▶ [CONSIGNE 1]:
Répondez brièvement à ces questions sur l'article consacré aux enseignants contractuels de Boké.
(a) Quel jour les contractuels non retenus de Boké ont-ils exprimé leur frustration ?
(b) Qui les enseignants accusent-ils de les avoir piégés ?
(c) Qui est le porte-parole des enseignants contractuels non retenus à Boké ?
▶ [CONSIGNE 2]: Poursuivez l'article sur les enseignants contractuels non retenus de Boké à la suite de sa dernière phrase.

▶ [EXTRAIT DU TEXTE]:
Boké : le cri de cœur des enseignants contractuels non retenus, « piégés, utilisés et abandonnés »

Les enseignants contractuels non admis pour la fonction publique locale continuent de protester contre le sort qui leur a été réservé. Ils accusent leurs responsables syndicaux de les avoir piégés et dénoncent le recrutement de gens qui ne sont pas allés en classe pour donner cours. Aujourd’hui, ils sont très en colère, à l’image des contractuels non retenus de Boké, qui ont dit leur frustration hier jeudi, 19 décembre 2024. Dans un entretien accordé à un reporter de Guineematin.com, ils ont déploré la fermeture de certaines écoles jusque-là tenues par des contractuels et sollicité leur engagement à la fonction publique.

Sékou Diallo, porte-parole des enseignants contractuels non retenus à Boké, dénonce la situation difficile qu’ils traversent, après des années de service dans les écoles du pays.

▶ [DONNÉES SOURCES]:
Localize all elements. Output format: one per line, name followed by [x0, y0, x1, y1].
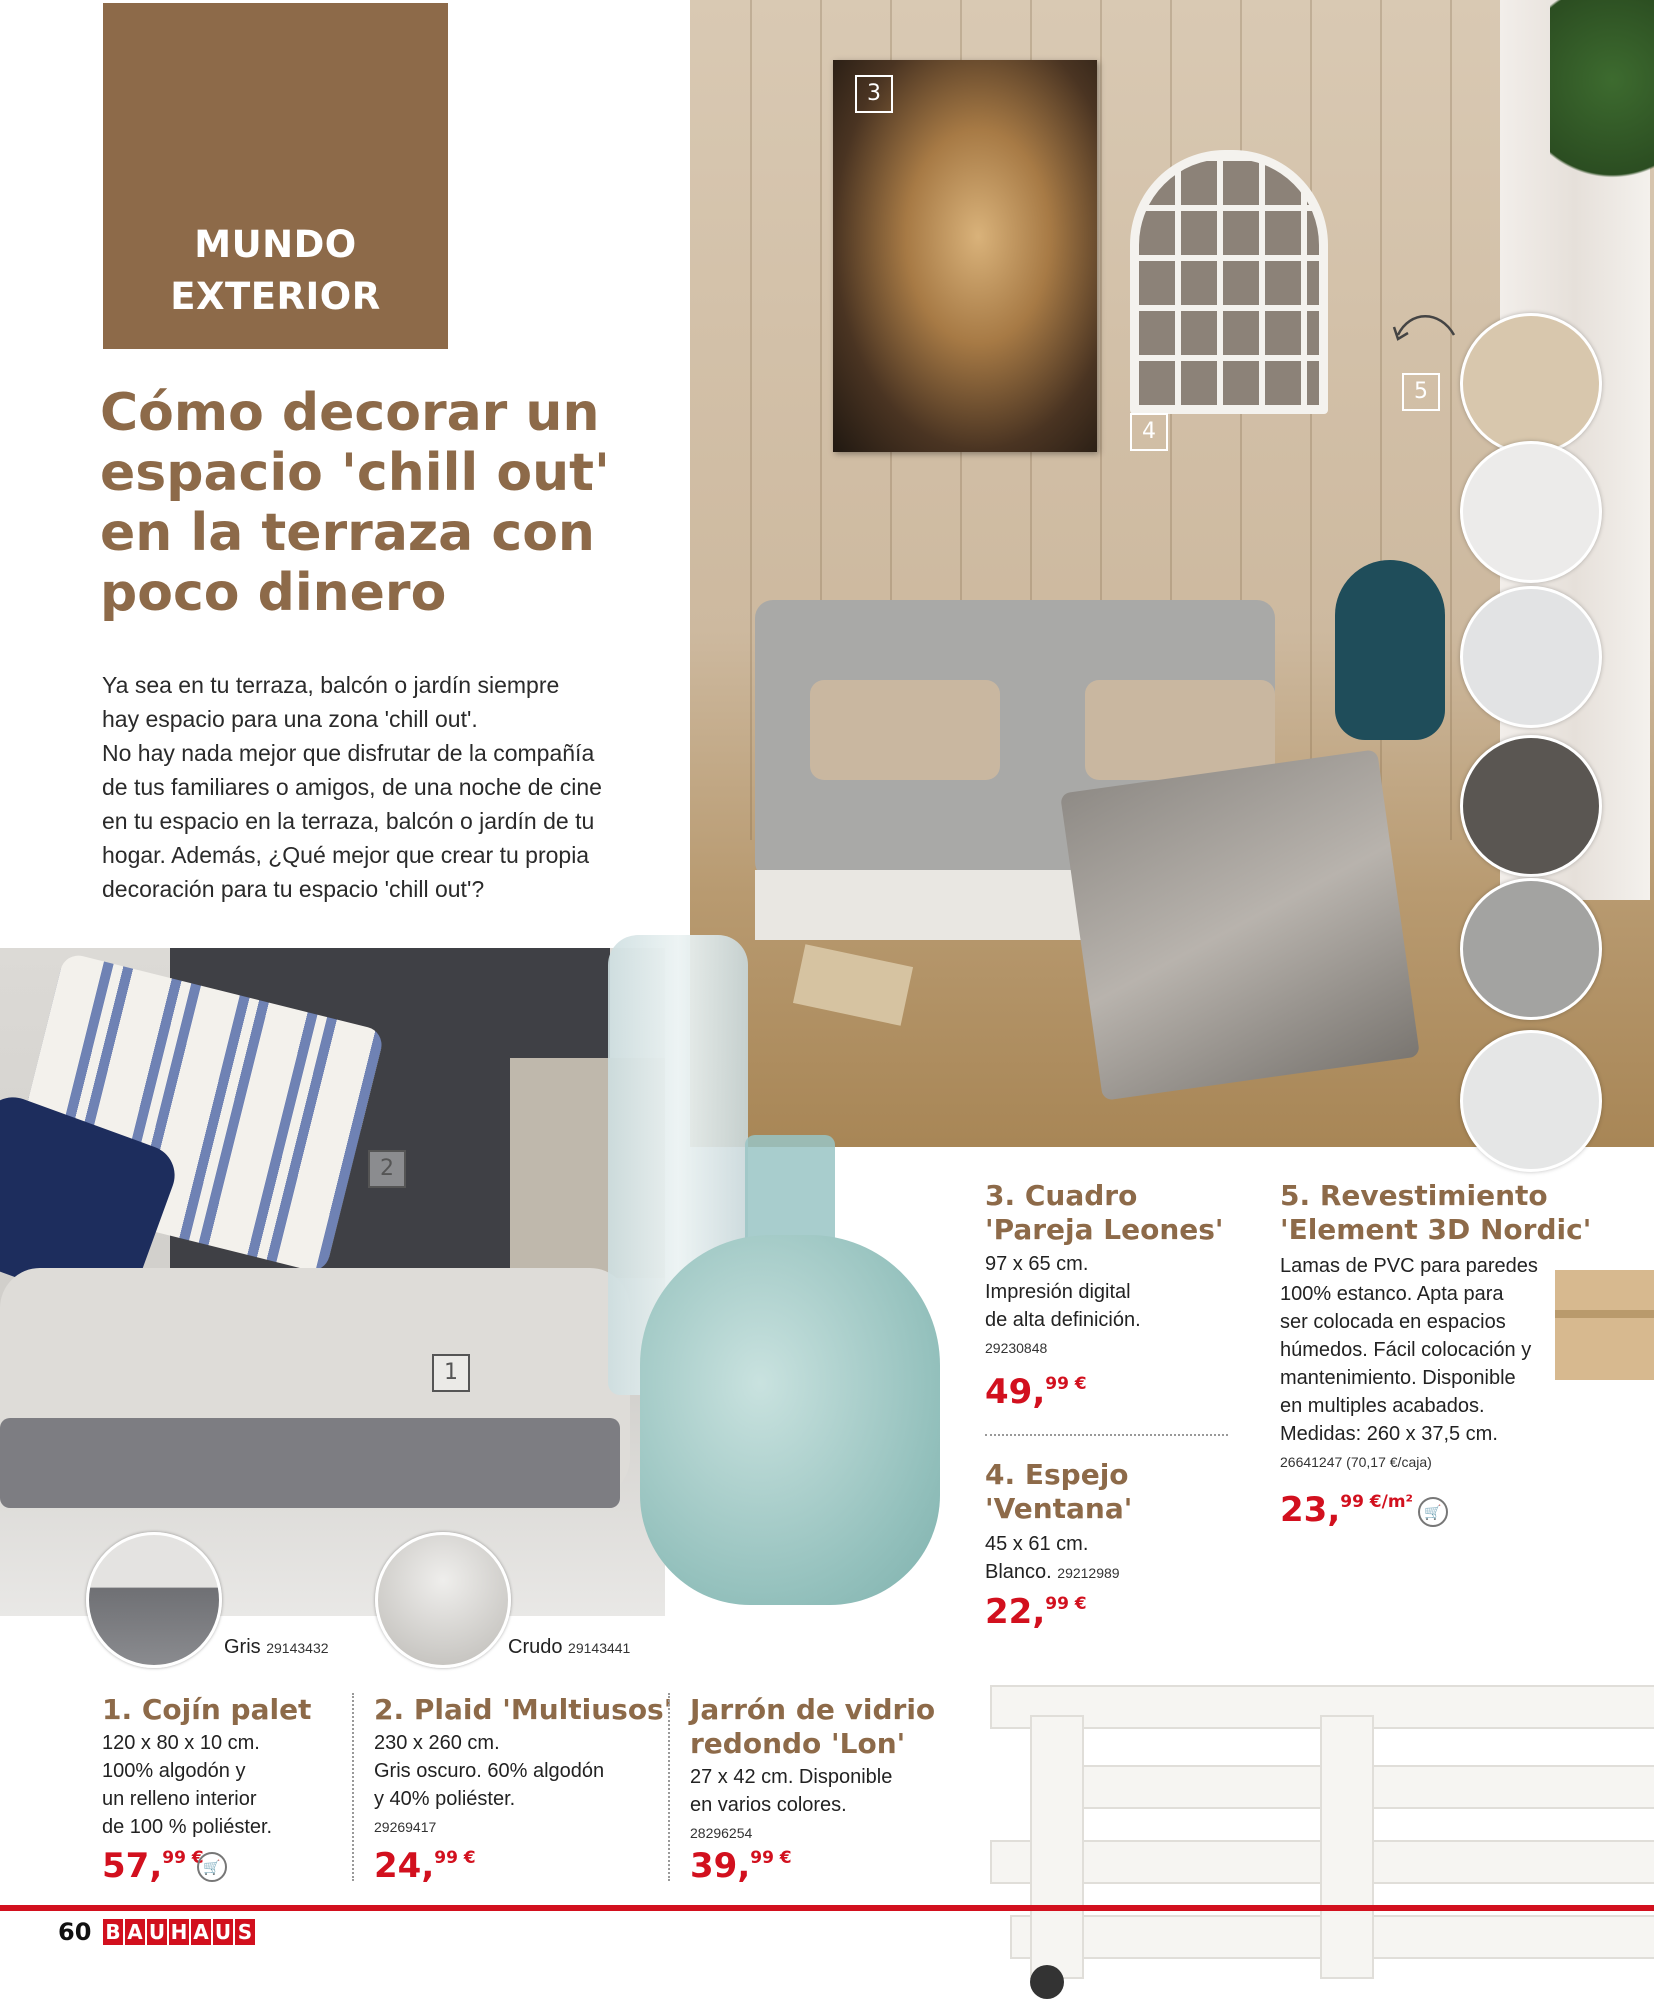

▶ [RÉPONSE RÉDIGÉE 1]:
(a) Le jeudi 19 décembre 2024.
(b) Leurs responsables syndicaux.
(c) Sékou Diallo.

▶ [RÉPONSE RÉDIGÉE 2]:
Sekou Diallo, porte parole des enseignants contractuels non retenus à Boké

« Il faut dire que nous sommes en train de traverser une situation très difficile, très précaire, qu’on ne pouvait imaginer. En tant que jeunes guinéens, nous avons accepté de nous donner corps et âme pour suivre nos études jusqu’à la sortie de l’université. Nous avons adopté une activité rentable, nous permettant de nous prendre en charge, d’être utiles à nos familles, à nos localités et à toute la nation. Mais, après 12 ans, 13 ans, 10 ans, 7 ans, 8 ans, 5 ans pour certains, et d’autres au-delà de 13 ans, on se retrouve aujourd’hui dans cette situation. Franchement, on ne pouvait l’imaginer. Mais, qu’est-ce que je peux dire par là ? On a été piégés, utilisés, abandonnés parce qu’on ne peut pas imaginer… », dit-il.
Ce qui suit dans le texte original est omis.